* _Your task_
Everything in the listing except the pictures should be written out exactly.

***

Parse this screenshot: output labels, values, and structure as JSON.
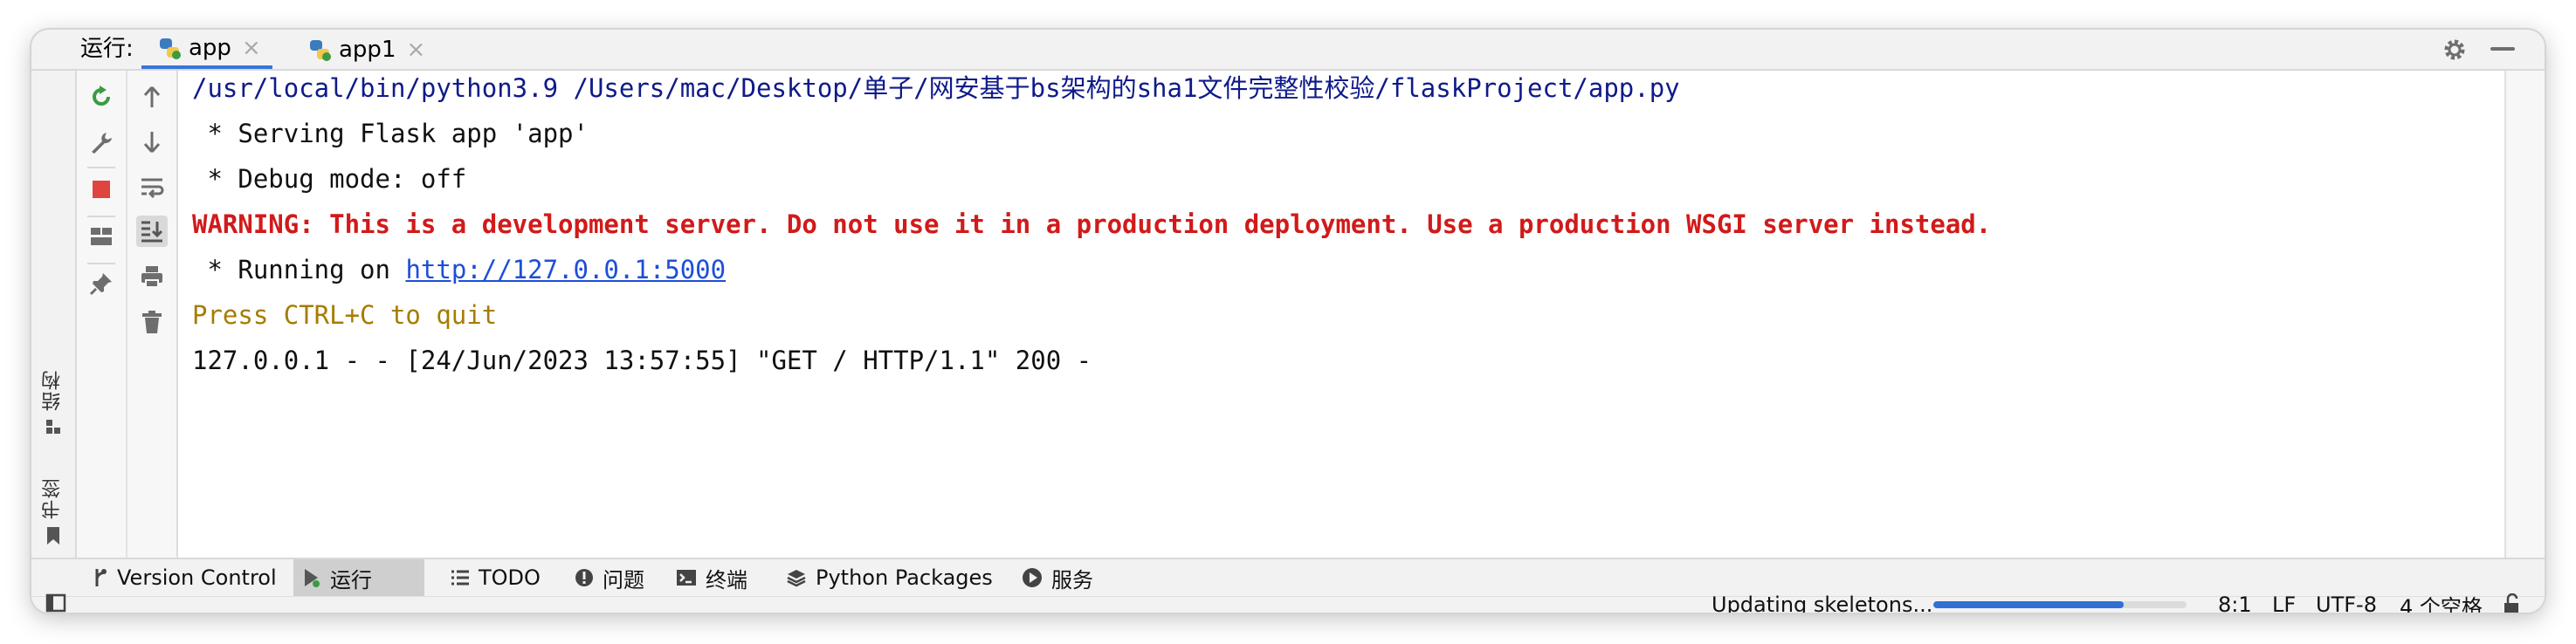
{
  "header": {
    "run_label": "运行:",
    "tabs": [
      {
        "label": "app",
        "active": true
      },
      {
        "label": "app1",
        "active": false
      }
    ]
  },
  "left_strip": {
    "structure": "结构",
    "bookmarks": "书签"
  },
  "console": {
    "command": "/usr/local/bin/python3.9 /Users/mac/Desktop/单子/网安基于bs架构的sha1文件完整性校验/flaskProject/app.py",
    "serving": " * Serving Flask app 'app'",
    "debug": " * Debug mode: off",
    "warning": "WARNING: This is a development server. Do not use it in a production deployment. Use a production WSGI server instead.",
    "running_prefix": " * Running on ",
    "running_url": "http://127.0.0.1:5000",
    "quit_hint": "Press CTRL+C to quit",
    "request_log": "127.0.0.1 - - [24/Jun/2023 13:57:55] \"GET / HTTP/1.1\" 200 -"
  },
  "bottom_tabs": [
    {
      "label": "Version Control",
      "icon": "branch-icon"
    },
    {
      "label": "运行",
      "icon": "run-icon",
      "active": true
    },
    {
      "label": "TODO",
      "icon": "list-icon"
    },
    {
      "label": "问题",
      "icon": "info-icon"
    },
    {
      "label": "终端",
      "icon": "terminal-icon"
    },
    {
      "label": "Python Packages",
      "icon": "layers-icon"
    },
    {
      "label": "服务",
      "icon": "play-circle-icon"
    }
  ],
  "status": {
    "task": "Updating skeletons...",
    "progress": 0.75,
    "position": "8:1",
    "line_sep": "LF",
    "encoding": "UTF-8",
    "indent": "4 个空格"
  },
  "colors": {
    "accent": "#3874d8",
    "warning": "#d11a1a",
    "command": "#0f1a8a",
    "quit": "#a67c00",
    "link": "#1d4ed8",
    "stop": "#e0443e",
    "rerun": "#3a9b43"
  }
}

***

* _Answer to the problem_
Parse this screenshot: output labels, values, and structure as JSON.
{
  "header": {
    "run_label": "运行:",
    "tabs": [
      {
        "label": "app",
        "active": true
      },
      {
        "label": "app1",
        "active": false
      }
    ]
  },
  "left_strip": {
    "structure": "结构",
    "bookmarks": "书签"
  },
  "console": {
    "command": "/usr/local/bin/python3.9 /Users/mac/Desktop/单子/网安基于bs架构的sha1文件完整性校验/flaskProject/app.py",
    "serving": " * Serving Flask app 'app'",
    "debug": " * Debug mode: off",
    "warning": "WARNING: This is a development server. Do not use it in a production deployment. Use a production WSGI server instead.",
    "running_prefix": " * Running on ",
    "running_url": "http://127.0.0.1:5000",
    "quit_hint": "Press CTRL+C to quit",
    "request_log": "127.0.0.1 - - [24/Jun/2023 13:57:55] \"GET / HTTP/1.1\" 200 -"
  },
  "bottom_tabs": [
    {
      "label": "Version Control",
      "icon": "branch-icon"
    },
    {
      "label": "运行",
      "icon": "run-icon",
      "active": true
    },
    {
      "label": "TODO",
      "icon": "list-icon"
    },
    {
      "label": "问题",
      "icon": "info-icon"
    },
    {
      "label": "终端",
      "icon": "terminal-icon"
    },
    {
      "label": "Python Packages",
      "icon": "layers-icon"
    },
    {
      "label": "服务",
      "icon": "play-circle-icon"
    }
  ],
  "status": {
    "task": "Updating skeletons...",
    "progress": 0.75,
    "position": "8:1",
    "line_sep": "LF",
    "encoding": "UTF-8",
    "indent": "4 个空格"
  },
  "colors": {
    "accent": "#3874d8",
    "warning": "#d11a1a",
    "command": "#0f1a8a",
    "quit": "#a67c00",
    "link": "#1d4ed8",
    "stop": "#e0443e",
    "rerun": "#3a9b43"
  }
}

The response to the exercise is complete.